-- START --
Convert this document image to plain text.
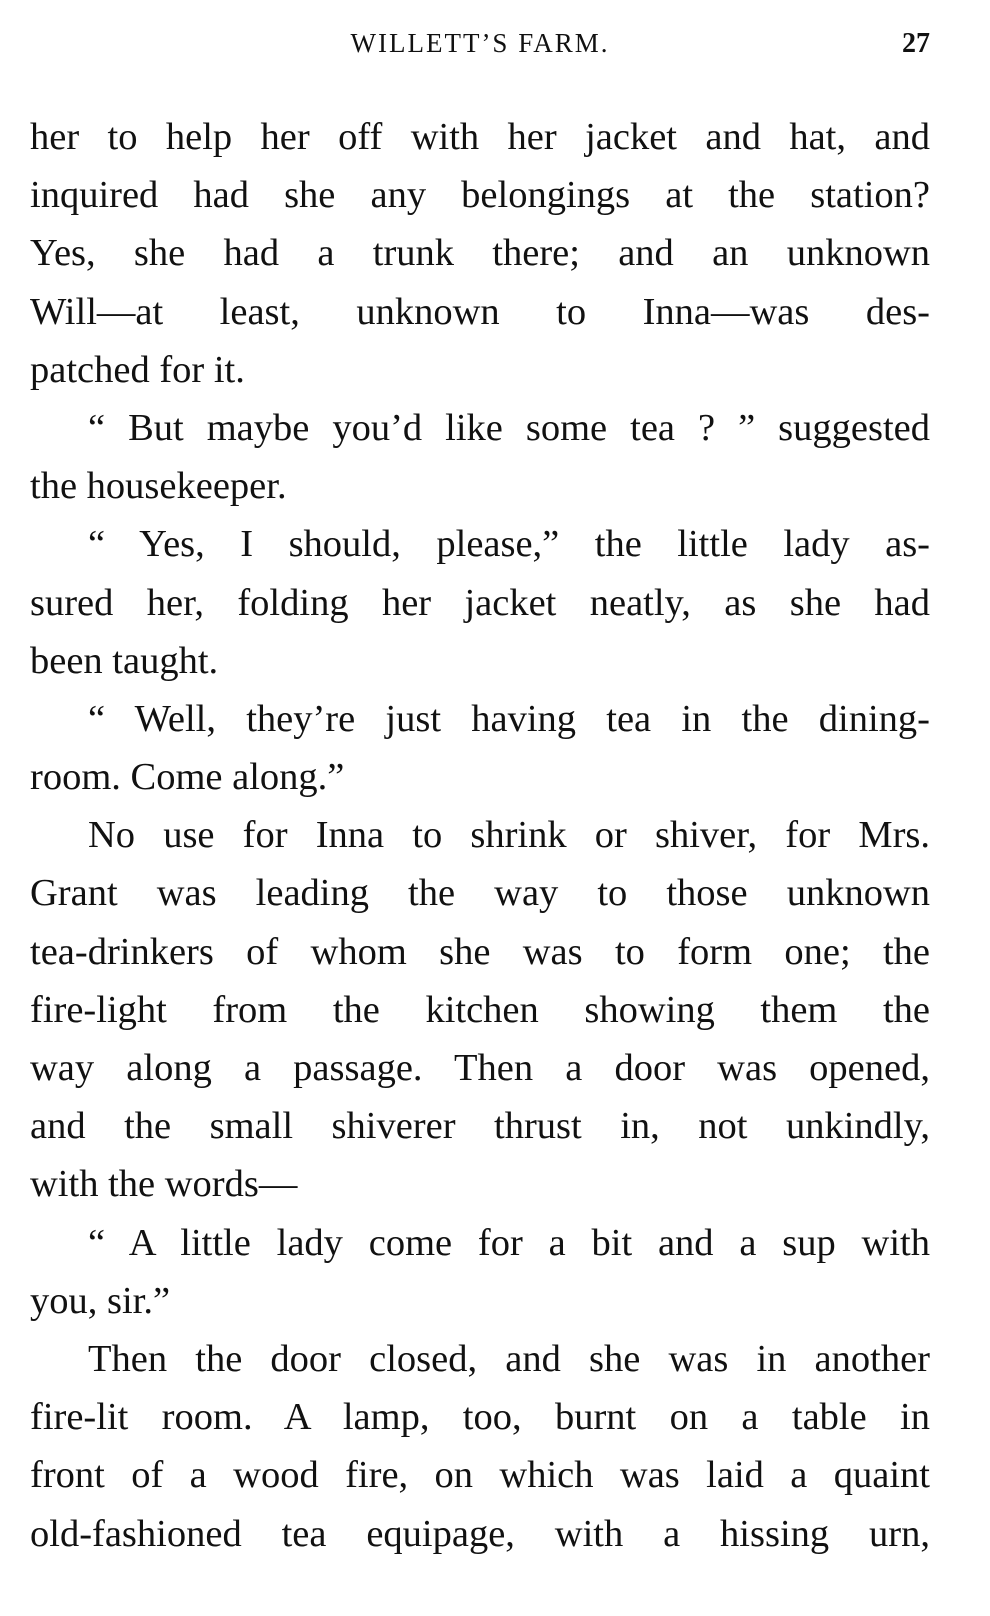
WILLETT’S FARM.	27
her to help her off with her jacket and hat, and
inquired had she any belongings at the station?
Yes, she had a trunk there; and an unknown
Will—at least, unknown to Inna—was des-
patched for it.
“ But maybe you’d like some tea ? ” suggested
the housekeeper.
“ Yes, I should, please,” the little lady as-
sured her, folding her jacket neatly, as she had
been taught.
“ Well, they’re just having tea in the dining-
room. Come along.”
No use for Inna to shrink or shiver, for Mrs.
Grant was leading the way to those unknown
tea-drinkers of whom she was to form one; the
fire-light from the kitchen showing them the
way along a passage. Then a door was opened,
and the small shiverer thrust in, not unkindly,
with the words—
“ A little lady come for a bit and a sup with
you, sir.”
Then the door closed, and she was in another
fire-lit room. A lamp, too, burnt on a table in
front of a wood fire, on which was laid a quaint
old-fashioned tea equipage, with a hissing urn,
-- END --
- _Written exercise_
Pictures are excluded; repeat every record exactly.

- _Task response_
Convert this document image to plain text.
WILLETT’S FARM.	27
her to help her off with her jacket and hat, and
inquired had she any belongings at the station?
Yes, she had a trunk there; and an unknown
Will—at least, unknown to Inna—was des-
patched for it.
“ But maybe you’d like some tea ? ” suggested
the housekeeper.
“ Yes, I should, please,” the little lady as-
sured her, folding her jacket neatly, as she had
been taught.
“ Well, they’re just having tea in the dining-
room. Come along.”
No use for Inna to shrink or shiver, for Mrs.
Grant was leading the way to those unknown
tea-drinkers of whom she was to form one; the
fire-light from the kitchen showing them the
way along a passage. Then a door was opened,
and the small shiverer thrust in, not unkindly,
with the words—
“ A little lady come for a bit and a sup with
you, sir.”
Then the door closed, and she was in another
fire-lit room. A lamp, too, burnt on a table in
front of a wood fire, on which was laid a quaint
old-fashioned tea equipage, with a hissing urn,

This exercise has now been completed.